Dataset listings of figures:
--- START ---

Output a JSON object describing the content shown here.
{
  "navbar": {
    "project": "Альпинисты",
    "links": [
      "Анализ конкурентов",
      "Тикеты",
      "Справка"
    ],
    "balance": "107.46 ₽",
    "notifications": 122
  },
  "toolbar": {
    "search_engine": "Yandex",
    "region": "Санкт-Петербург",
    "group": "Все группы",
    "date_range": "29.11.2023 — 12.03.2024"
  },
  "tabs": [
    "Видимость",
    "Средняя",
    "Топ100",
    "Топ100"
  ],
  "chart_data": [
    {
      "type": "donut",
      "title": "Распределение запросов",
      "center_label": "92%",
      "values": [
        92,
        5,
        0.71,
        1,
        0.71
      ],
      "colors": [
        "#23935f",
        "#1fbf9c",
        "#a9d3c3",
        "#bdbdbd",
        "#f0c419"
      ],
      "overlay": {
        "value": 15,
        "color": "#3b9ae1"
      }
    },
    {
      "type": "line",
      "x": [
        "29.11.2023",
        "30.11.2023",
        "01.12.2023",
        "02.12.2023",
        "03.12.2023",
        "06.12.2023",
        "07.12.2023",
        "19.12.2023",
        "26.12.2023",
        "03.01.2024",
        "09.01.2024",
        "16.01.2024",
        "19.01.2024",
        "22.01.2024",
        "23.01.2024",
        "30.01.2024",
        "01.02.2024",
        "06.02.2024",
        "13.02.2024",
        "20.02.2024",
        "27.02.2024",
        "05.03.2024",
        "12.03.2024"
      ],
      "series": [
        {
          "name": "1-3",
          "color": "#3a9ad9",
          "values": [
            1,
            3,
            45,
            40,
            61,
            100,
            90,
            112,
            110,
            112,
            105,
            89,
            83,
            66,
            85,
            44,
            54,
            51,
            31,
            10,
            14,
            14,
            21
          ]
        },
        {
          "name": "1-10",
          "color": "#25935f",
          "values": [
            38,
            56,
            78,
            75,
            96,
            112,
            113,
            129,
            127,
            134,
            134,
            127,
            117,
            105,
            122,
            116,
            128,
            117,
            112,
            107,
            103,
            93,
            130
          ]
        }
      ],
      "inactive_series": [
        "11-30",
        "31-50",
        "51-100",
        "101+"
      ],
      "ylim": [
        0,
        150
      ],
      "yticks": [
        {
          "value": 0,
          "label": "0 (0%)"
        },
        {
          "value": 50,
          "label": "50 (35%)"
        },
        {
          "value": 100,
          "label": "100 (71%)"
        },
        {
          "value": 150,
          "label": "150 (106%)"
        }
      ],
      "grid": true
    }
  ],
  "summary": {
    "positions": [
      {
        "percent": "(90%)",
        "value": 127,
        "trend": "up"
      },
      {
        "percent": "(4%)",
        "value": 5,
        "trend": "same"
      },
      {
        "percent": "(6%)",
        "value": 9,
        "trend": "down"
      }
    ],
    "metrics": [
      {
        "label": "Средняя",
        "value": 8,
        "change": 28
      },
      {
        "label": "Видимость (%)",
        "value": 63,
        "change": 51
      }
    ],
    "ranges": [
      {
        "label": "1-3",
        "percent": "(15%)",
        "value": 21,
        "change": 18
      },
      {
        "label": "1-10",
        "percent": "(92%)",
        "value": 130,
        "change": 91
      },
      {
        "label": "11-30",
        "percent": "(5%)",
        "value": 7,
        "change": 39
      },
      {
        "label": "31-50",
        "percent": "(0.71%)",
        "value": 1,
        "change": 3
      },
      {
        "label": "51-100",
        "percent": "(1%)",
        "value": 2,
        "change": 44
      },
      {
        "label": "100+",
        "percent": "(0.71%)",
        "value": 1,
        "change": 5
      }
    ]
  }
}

--- END ---

Given task: Identify the lines that contain the string "percent", and copy every one of them.

The output:
        "percent": "(90%)",
        "percent": "(4%)",
        "percent": "(6%)",
        "percent": "(15%)",
        "percent": "(92%)",
        "percent": "(5%)",
        "percent": "(0.71%)",
        "percent": "(1%)",
        "percent": "(0.71%)",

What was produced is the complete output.